Collected data
● ● ● ●

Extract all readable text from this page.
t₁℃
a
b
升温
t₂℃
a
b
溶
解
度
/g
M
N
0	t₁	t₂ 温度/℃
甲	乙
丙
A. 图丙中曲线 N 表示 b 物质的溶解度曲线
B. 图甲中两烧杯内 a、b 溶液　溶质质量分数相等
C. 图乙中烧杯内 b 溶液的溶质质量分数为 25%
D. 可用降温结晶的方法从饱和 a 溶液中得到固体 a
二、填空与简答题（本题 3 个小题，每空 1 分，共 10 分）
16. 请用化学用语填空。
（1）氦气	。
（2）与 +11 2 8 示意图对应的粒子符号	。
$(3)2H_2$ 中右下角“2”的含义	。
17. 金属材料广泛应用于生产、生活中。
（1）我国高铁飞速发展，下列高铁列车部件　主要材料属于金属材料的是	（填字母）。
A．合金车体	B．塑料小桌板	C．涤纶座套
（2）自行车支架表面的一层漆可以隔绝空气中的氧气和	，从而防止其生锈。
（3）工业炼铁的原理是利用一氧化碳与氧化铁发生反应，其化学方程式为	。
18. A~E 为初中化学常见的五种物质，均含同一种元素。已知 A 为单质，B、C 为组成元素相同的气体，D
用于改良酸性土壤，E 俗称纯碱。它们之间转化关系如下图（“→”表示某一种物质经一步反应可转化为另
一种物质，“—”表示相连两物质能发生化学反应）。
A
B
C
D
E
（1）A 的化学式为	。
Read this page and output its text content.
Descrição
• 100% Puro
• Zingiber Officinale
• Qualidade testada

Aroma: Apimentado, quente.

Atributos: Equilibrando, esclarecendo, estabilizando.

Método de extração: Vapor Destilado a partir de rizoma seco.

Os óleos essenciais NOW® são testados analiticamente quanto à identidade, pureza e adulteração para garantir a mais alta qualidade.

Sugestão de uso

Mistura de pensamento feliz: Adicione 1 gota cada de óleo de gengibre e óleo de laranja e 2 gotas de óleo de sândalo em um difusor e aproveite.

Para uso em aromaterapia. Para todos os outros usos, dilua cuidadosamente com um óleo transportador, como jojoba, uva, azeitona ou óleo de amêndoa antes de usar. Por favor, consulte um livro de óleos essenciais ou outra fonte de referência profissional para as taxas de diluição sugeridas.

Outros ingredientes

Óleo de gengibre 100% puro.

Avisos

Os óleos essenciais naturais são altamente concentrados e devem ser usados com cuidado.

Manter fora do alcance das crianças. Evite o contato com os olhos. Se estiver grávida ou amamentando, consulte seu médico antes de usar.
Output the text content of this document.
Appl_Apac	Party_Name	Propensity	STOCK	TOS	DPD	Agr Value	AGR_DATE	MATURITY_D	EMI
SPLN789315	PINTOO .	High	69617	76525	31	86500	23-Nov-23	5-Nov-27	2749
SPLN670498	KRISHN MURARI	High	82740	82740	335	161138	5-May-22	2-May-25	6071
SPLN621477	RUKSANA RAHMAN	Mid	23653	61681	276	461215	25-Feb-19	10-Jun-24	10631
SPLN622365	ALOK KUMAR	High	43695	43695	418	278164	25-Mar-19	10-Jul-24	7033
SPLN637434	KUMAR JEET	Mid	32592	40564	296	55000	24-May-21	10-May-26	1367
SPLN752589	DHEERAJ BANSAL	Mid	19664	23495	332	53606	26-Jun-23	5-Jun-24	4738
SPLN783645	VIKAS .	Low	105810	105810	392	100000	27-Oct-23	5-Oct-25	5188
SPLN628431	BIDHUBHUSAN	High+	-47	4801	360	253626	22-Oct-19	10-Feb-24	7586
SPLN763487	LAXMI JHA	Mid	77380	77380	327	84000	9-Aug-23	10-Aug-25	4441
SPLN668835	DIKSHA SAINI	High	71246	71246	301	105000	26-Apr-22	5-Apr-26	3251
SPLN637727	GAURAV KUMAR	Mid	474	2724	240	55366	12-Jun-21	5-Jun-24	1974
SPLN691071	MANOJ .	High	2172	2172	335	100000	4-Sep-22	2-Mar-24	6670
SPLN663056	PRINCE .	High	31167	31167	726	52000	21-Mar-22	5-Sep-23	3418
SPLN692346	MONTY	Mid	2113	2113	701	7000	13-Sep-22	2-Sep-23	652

● ● ● ●

EXERCISE PROMPT:
Identify each line in the entries with the word "para" and copy it.

WRITTEN ANSWER:
Os óleos essenciais NOW® são testados analiticamente quanto à identidade, pureza e adulteração para garantir a mais alta qualidade.
Para uso em aromaterapia. Para todos os outros usos, dilua cuidadosamente com um óleo transportador, como jojoba, uva, azeitona ou óleo de amêndoa antes de usar. Por favor, consulte um livro de óleos essenciais ou outra fonte de referência profissional para as taxas de diluição sugeridas.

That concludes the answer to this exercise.